> Data shown:
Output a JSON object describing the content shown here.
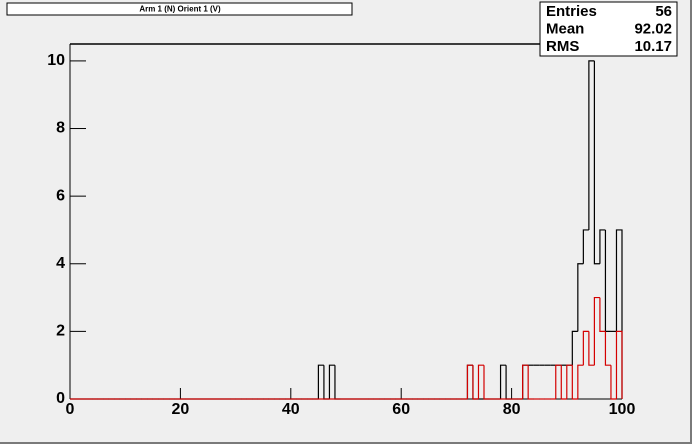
{
  "chart_data": {
    "type": "histogram",
    "title": "Arm 1 (N) Orient 1 (V)",
    "bins": [
      0,
      1,
      2,
      3,
      4,
      5,
      6,
      7,
      8,
      9,
      10,
      11,
      12,
      13,
      14,
      15,
      16,
      17,
      18,
      19,
      20,
      21,
      22,
      23,
      24,
      25,
      26,
      27,
      28,
      29,
      30,
      31,
      32,
      33,
      34,
      35,
      36,
      37,
      38,
      39,
      40,
      41,
      42,
      43,
      44,
      45,
      46,
      47,
      48,
      49,
      50,
      51,
      52,
      53,
      54,
      55,
      56,
      57,
      58,
      59,
      60,
      61,
      62,
      63,
      64,
      65,
      66,
      67,
      68,
      69,
      70,
      71,
      72,
      73,
      74,
      75,
      76,
      77,
      78,
      79,
      80,
      81,
      82,
      83,
      84,
      85,
      86,
      87,
      88,
      89,
      90,
      91,
      92,
      93,
      94,
      95,
      96,
      97,
      98,
      99,
      100
    ],
    "series": [
      {
        "color": "#000000",
        "values": [
          0,
          0,
          0,
          0,
          0,
          0,
          0,
          0,
          0,
          0,
          0,
          0,
          0,
          0,
          0,
          0,
          0,
          0,
          0,
          0,
          0,
          0,
          0,
          0,
          0,
          0,
          0,
          0,
          0,
          0,
          0,
          0,
          0,
          0,
          0,
          0,
          0,
          0,
          0,
          0,
          0,
          0,
          0,
          0,
          0,
          1,
          0,
          1,
          0,
          0,
          0,
          0,
          0,
          0,
          0,
          0,
          0,
          0,
          0,
          0,
          0,
          0,
          0,
          0,
          0,
          0,
          0,
          0,
          0,
          0,
          0,
          0,
          1,
          0,
          0,
          0,
          0,
          0,
          1,
          0,
          0,
          0,
          1,
          1,
          1,
          1,
          1,
          1,
          1,
          1,
          1,
          2,
          4,
          5,
          10,
          4,
          5,
          2,
          2,
          5
        ]
      },
      {
        "color": "#d40000",
        "values": [
          0,
          0,
          0,
          0,
          0,
          0,
          0,
          0,
          0,
          0,
          0,
          0,
          0,
          0,
          0,
          0,
          0,
          0,
          0,
          0,
          0,
          0,
          0,
          0,
          0,
          0,
          0,
          0,
          0,
          0,
          0,
          0,
          0,
          0,
          0,
          0,
          0,
          0,
          0,
          0,
          0,
          0,
          0,
          0,
          0,
          0,
          0,
          0,
          0,
          0,
          0,
          0,
          0,
          0,
          0,
          0,
          0,
          0,
          0,
          0,
          0,
          0,
          0,
          0,
          0,
          0,
          0,
          0,
          0,
          0,
          0,
          0,
          1,
          0,
          1,
          0,
          0,
          0,
          0,
          0,
          0,
          0,
          1,
          0,
          0,
          0,
          0,
          0,
          1,
          0,
          1,
          0,
          1,
          2,
          1,
          3,
          2,
          1,
          0,
          2
        ]
      }
    ],
    "xlim": [
      0,
      100
    ],
    "xticks": [
      0,
      20,
      40,
      60,
      80,
      100
    ],
    "ylim": [
      0,
      10.5
    ],
    "yticks": [
      0,
      2,
      4,
      6,
      8,
      10
    ],
    "stats": [
      {
        "label": "Entries",
        "value": 56
      },
      {
        "label": "Mean",
        "value": 92.02
      },
      {
        "label": "RMS",
        "value": 10.17
      }
    ]
  }
}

> Task to carry out: Would you return the data exactly as written, without the pictures?

> Expected answer:
Output a JSON object describing the content shown here.
{
  "chart_data": {
    "type": "histogram",
    "title": "Arm 1 (N) Orient 1 (V)",
    "bins": [
      0,
      1,
      2,
      3,
      4,
      5,
      6,
      7,
      8,
      9,
      10,
      11,
      12,
      13,
      14,
      15,
      16,
      17,
      18,
      19,
      20,
      21,
      22,
      23,
      24,
      25,
      26,
      27,
      28,
      29,
      30,
      31,
      32,
      33,
      34,
      35,
      36,
      37,
      38,
      39,
      40,
      41,
      42,
      43,
      44,
      45,
      46,
      47,
      48,
      49,
      50,
      51,
      52,
      53,
      54,
      55,
      56,
      57,
      58,
      59,
      60,
      61,
      62,
      63,
      64,
      65,
      66,
      67,
      68,
      69,
      70,
      71,
      72,
      73,
      74,
      75,
      76,
      77,
      78,
      79,
      80,
      81,
      82,
      83,
      84,
      85,
      86,
      87,
      88,
      89,
      90,
      91,
      92,
      93,
      94,
      95,
      96,
      97,
      98,
      99,
      100
    ],
    "series": [
      {
        "color": "#000000",
        "values": [
          0,
          0,
          0,
          0,
          0,
          0,
          0,
          0,
          0,
          0,
          0,
          0,
          0,
          0,
          0,
          0,
          0,
          0,
          0,
          0,
          0,
          0,
          0,
          0,
          0,
          0,
          0,
          0,
          0,
          0,
          0,
          0,
          0,
          0,
          0,
          0,
          0,
          0,
          0,
          0,
          0,
          0,
          0,
          0,
          0,
          1,
          0,
          1,
          0,
          0,
          0,
          0,
          0,
          0,
          0,
          0,
          0,
          0,
          0,
          0,
          0,
          0,
          0,
          0,
          0,
          0,
          0,
          0,
          0,
          0,
          0,
          0,
          1,
          0,
          0,
          0,
          0,
          0,
          1,
          0,
          0,
          0,
          1,
          1,
          1,
          1,
          1,
          1,
          1,
          1,
          1,
          2,
          4,
          5,
          10,
          4,
          5,
          2,
          2,
          5
        ]
      },
      {
        "color": "#d40000",
        "values": [
          0,
          0,
          0,
          0,
          0,
          0,
          0,
          0,
          0,
          0,
          0,
          0,
          0,
          0,
          0,
          0,
          0,
          0,
          0,
          0,
          0,
          0,
          0,
          0,
          0,
          0,
          0,
          0,
          0,
          0,
          0,
          0,
          0,
          0,
          0,
          0,
          0,
          0,
          0,
          0,
          0,
          0,
          0,
          0,
          0,
          0,
          0,
          0,
          0,
          0,
          0,
          0,
          0,
          0,
          0,
          0,
          0,
          0,
          0,
          0,
          0,
          0,
          0,
          0,
          0,
          0,
          0,
          0,
          0,
          0,
          0,
          0,
          1,
          0,
          1,
          0,
          0,
          0,
          0,
          0,
          0,
          0,
          1,
          0,
          0,
          0,
          0,
          0,
          1,
          0,
          1,
          0,
          1,
          2,
          1,
          3,
          2,
          1,
          0,
          2
        ]
      }
    ],
    "xlim": [
      0,
      100
    ],
    "xticks": [
      0,
      20,
      40,
      60,
      80,
      100
    ],
    "ylim": [
      0,
      10.5
    ],
    "yticks": [
      0,
      2,
      4,
      6,
      8,
      10
    ],
    "stats": [
      {
        "label": "Entries",
        "value": 56
      },
      {
        "label": "Mean",
        "value": 92.02
      },
      {
        "label": "RMS",
        "value": 10.17
      }
    ]
  }
}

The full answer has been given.